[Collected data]
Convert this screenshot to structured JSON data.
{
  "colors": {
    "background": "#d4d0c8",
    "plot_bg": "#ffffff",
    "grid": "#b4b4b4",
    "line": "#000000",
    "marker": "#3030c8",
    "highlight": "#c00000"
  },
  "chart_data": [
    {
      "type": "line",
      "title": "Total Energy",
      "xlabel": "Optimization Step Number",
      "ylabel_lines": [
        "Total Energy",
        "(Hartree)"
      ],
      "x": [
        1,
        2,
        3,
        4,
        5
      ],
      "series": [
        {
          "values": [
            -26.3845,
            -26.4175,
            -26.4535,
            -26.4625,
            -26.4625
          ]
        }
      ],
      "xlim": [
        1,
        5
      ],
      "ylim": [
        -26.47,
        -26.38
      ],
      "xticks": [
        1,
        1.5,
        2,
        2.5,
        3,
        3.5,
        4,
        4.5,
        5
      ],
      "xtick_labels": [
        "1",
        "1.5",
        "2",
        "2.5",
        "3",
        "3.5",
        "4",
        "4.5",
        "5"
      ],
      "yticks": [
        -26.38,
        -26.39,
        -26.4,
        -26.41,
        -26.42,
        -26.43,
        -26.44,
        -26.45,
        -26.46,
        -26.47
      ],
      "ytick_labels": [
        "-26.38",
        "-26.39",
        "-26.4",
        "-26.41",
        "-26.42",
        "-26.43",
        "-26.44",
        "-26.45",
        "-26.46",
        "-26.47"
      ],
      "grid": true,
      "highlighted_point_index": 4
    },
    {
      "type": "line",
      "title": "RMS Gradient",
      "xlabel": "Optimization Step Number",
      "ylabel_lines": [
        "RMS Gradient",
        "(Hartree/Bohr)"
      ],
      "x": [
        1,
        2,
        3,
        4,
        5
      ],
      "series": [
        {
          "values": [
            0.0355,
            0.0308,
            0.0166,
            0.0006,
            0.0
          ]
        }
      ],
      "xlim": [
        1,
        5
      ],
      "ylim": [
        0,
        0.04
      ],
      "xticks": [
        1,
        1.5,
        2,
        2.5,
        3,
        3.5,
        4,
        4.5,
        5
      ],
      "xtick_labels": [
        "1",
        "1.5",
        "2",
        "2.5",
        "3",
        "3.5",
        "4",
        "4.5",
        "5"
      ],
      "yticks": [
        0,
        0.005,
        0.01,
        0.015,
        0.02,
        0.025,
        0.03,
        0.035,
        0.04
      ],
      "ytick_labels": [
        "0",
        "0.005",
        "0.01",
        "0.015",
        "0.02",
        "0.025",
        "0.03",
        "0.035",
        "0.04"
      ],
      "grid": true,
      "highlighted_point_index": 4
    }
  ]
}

Goal of the exercise: Print the material above once more, exactly.

Answer to this problem:
Convert this screenshot to structured JSON data.
{
  "colors": {
    "background": "#d4d0c8",
    "plot_bg": "#ffffff",
    "grid": "#b4b4b4",
    "line": "#000000",
    "marker": "#3030c8",
    "highlight": "#c00000"
  },
  "chart_data": [
    {
      "type": "line",
      "title": "Total Energy",
      "xlabel": "Optimization Step Number",
      "ylabel_lines": [
        "Total Energy",
        "(Hartree)"
      ],
      "x": [
        1,
        2,
        3,
        4,
        5
      ],
      "series": [
        {
          "values": [
            -26.3845,
            -26.4175,
            -26.4535,
            -26.4625,
            -26.4625
          ]
        }
      ],
      "xlim": [
        1,
        5
      ],
      "ylim": [
        -26.47,
        -26.38
      ],
      "xticks": [
        1,
        1.5,
        2,
        2.5,
        3,
        3.5,
        4,
        4.5,
        5
      ],
      "xtick_labels": [
        "1",
        "1.5",
        "2",
        "2.5",
        "3",
        "3.5",
        "4",
        "4.5",
        "5"
      ],
      "yticks": [
        -26.38,
        -26.39,
        -26.4,
        -26.41,
        -26.42,
        -26.43,
        -26.44,
        -26.45,
        -26.46,
        -26.47
      ],
      "ytick_labels": [
        "-26.38",
        "-26.39",
        "-26.4",
        "-26.41",
        "-26.42",
        "-26.43",
        "-26.44",
        "-26.45",
        "-26.46",
        "-26.47"
      ],
      "grid": true,
      "highlighted_point_index": 4
    },
    {
      "type": "line",
      "title": "RMS Gradient",
      "xlabel": "Optimization Step Number",
      "ylabel_lines": [
        "RMS Gradient",
        "(Hartree/Bohr)"
      ],
      "x": [
        1,
        2,
        3,
        4,
        5
      ],
      "series": [
        {
          "values": [
            0.0355,
            0.0308,
            0.0166,
            0.0006,
            0.0
          ]
        }
      ],
      "xlim": [
        1,
        5
      ],
      "ylim": [
        0,
        0.04
      ],
      "xticks": [
        1,
        1.5,
        2,
        2.5,
        3,
        3.5,
        4,
        4.5,
        5
      ],
      "xtick_labels": [
        "1",
        "1.5",
        "2",
        "2.5",
        "3",
        "3.5",
        "4",
        "4.5",
        "5"
      ],
      "yticks": [
        0,
        0.005,
        0.01,
        0.015,
        0.02,
        0.025,
        0.03,
        0.035,
        0.04
      ],
      "ytick_labels": [
        "0",
        "0.005",
        "0.01",
        "0.015",
        "0.02",
        "0.025",
        "0.03",
        "0.035",
        "0.04"
      ],
      "grid": true,
      "highlighted_point_index": 4
    }
  ]
}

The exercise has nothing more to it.